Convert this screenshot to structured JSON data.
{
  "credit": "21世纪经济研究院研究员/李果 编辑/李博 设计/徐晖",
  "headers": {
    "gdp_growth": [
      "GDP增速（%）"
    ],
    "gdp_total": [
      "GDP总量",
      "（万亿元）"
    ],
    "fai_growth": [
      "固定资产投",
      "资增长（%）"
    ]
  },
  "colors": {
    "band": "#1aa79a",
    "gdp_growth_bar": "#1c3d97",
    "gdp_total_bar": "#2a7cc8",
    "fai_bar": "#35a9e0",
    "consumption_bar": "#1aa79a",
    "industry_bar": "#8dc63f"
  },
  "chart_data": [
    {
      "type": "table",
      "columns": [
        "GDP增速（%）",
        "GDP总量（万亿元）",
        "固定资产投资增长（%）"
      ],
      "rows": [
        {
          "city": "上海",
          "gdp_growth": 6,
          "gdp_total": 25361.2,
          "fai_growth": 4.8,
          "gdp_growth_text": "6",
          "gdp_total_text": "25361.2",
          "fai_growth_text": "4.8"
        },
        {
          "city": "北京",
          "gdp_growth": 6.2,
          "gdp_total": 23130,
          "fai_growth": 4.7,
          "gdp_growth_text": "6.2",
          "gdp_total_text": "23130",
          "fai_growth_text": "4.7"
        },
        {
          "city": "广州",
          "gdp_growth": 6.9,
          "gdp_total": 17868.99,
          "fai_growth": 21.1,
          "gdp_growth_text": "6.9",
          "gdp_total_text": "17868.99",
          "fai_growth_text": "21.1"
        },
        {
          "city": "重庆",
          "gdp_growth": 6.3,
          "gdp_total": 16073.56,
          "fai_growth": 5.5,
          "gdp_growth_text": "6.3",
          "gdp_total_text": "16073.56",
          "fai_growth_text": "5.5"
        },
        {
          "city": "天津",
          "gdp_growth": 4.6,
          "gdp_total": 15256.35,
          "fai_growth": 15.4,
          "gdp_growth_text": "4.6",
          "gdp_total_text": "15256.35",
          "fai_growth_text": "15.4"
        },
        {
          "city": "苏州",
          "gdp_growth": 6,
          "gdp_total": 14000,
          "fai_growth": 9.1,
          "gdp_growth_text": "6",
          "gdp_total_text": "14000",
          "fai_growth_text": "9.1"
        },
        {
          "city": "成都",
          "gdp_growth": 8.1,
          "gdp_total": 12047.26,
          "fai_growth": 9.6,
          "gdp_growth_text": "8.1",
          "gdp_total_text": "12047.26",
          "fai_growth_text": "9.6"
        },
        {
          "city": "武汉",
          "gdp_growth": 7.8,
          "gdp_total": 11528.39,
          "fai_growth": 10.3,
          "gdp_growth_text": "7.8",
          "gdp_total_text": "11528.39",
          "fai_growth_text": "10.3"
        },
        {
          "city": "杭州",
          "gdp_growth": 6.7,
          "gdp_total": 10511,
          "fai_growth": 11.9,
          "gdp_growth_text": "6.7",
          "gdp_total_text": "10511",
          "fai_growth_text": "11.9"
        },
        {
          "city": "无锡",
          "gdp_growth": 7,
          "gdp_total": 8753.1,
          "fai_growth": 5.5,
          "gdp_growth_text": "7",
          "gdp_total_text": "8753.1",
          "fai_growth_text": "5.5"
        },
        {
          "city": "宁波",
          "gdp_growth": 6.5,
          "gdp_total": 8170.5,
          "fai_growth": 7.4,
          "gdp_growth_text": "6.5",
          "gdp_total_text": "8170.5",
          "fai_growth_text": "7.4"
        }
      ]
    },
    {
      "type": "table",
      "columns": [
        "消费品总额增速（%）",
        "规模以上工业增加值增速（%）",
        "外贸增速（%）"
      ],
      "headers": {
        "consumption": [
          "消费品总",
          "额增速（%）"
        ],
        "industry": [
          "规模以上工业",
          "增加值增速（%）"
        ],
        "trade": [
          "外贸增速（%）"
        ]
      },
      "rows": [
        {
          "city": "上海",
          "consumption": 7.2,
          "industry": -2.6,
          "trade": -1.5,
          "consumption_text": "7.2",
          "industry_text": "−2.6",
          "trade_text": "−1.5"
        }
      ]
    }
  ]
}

______

SHORT TASK —
Write out the entries above word for word.

REPLY TO THE EXERCISE —
Convert this screenshot to structured JSON data.
{
  "credit": "21世纪经济研究院研究员/李果 编辑/李博 设计/徐晖",
  "headers": {
    "gdp_growth": [
      "GDP增速（%）"
    ],
    "gdp_total": [
      "GDP总量",
      "（万亿元）"
    ],
    "fai_growth": [
      "固定资产投",
      "资增长（%）"
    ]
  },
  "colors": {
    "band": "#1aa79a",
    "gdp_growth_bar": "#1c3d97",
    "gdp_total_bar": "#2a7cc8",
    "fai_bar": "#35a9e0",
    "consumption_bar": "#1aa79a",
    "industry_bar": "#8dc63f"
  },
  "chart_data": [
    {
      "type": "table",
      "columns": [
        "GDP增速（%）",
        "GDP总量（万亿元）",
        "固定资产投资增长（%）"
      ],
      "rows": [
        {
          "city": "上海",
          "gdp_growth": 6,
          "gdp_total": 25361.2,
          "fai_growth": 4.8,
          "gdp_growth_text": "6",
          "gdp_total_text": "25361.2",
          "fai_growth_text": "4.8"
        },
        {
          "city": "北京",
          "gdp_growth": 6.2,
          "gdp_total": 23130,
          "fai_growth": 4.7,
          "gdp_growth_text": "6.2",
          "gdp_total_text": "23130",
          "fai_growth_text": "4.7"
        },
        {
          "city": "广州",
          "gdp_growth": 6.9,
          "gdp_total": 17868.99,
          "fai_growth": 21.1,
          "gdp_growth_text": "6.9",
          "gdp_total_text": "17868.99",
          "fai_growth_text": "21.1"
        },
        {
          "city": "重庆",
          "gdp_growth": 6.3,
          "gdp_total": 16073.56,
          "fai_growth": 5.5,
          "gdp_growth_text": "6.3",
          "gdp_total_text": "16073.56",
          "fai_growth_text": "5.5"
        },
        {
          "city": "天津",
          "gdp_growth": 4.6,
          "gdp_total": 15256.35,
          "fai_growth": 15.4,
          "gdp_growth_text": "4.6",
          "gdp_total_text": "15256.35",
          "fai_growth_text": "15.4"
        },
        {
          "city": "苏州",
          "gdp_growth": 6,
          "gdp_total": 14000,
          "fai_growth": 9.1,
          "gdp_growth_text": "6",
          "gdp_total_text": "14000",
          "fai_growth_text": "9.1"
        },
        {
          "city": "成都",
          "gdp_growth": 8.1,
          "gdp_total": 12047.26,
          "fai_growth": 9.6,
          "gdp_growth_text": "8.1",
          "gdp_total_text": "12047.26",
          "fai_growth_text": "9.6"
        },
        {
          "city": "武汉",
          "gdp_growth": 7.8,
          "gdp_total": 11528.39,
          "fai_growth": 10.3,
          "gdp_growth_text": "7.8",
          "gdp_total_text": "11528.39",
          "fai_growth_text": "10.3"
        },
        {
          "city": "杭州",
          "gdp_growth": 6.7,
          "gdp_total": 10511,
          "fai_growth": 11.9,
          "gdp_growth_text": "6.7",
          "gdp_total_text": "10511",
          "fai_growth_text": "11.9"
        },
        {
          "city": "无锡",
          "gdp_growth": 7,
          "gdp_total": 8753.1,
          "fai_growth": 5.5,
          "gdp_growth_text": "7",
          "gdp_total_text": "8753.1",
          "fai_growth_text": "5.5"
        },
        {
          "city": "宁波",
          "gdp_growth": 6.5,
          "gdp_total": 8170.5,
          "fai_growth": 7.4,
          "gdp_growth_text": "6.5",
          "gdp_total_text": "8170.5",
          "fai_growth_text": "7.4"
        }
      ]
    },
    {
      "type": "table",
      "columns": [
        "消费品总额增速（%）",
        "规模以上工业增加值增速（%）",
        "外贸增速（%）"
      ],
      "headers": {
        "consumption": [
          "消费品总",
          "额增速（%）"
        ],
        "industry": [
          "规模以上工业",
          "增加值增速（%）"
        ],
        "trade": [
          "外贸增速（%）"
        ]
      },
      "rows": [
        {
          "city": "上海",
          "consumption": 7.2,
          "industry": -2.6,
          "trade": -1.5,
          "consumption_text": "7.2",
          "industry_text": "−2.6",
          "trade_text": "−1.5"
        }
      ]
    }
  ]
}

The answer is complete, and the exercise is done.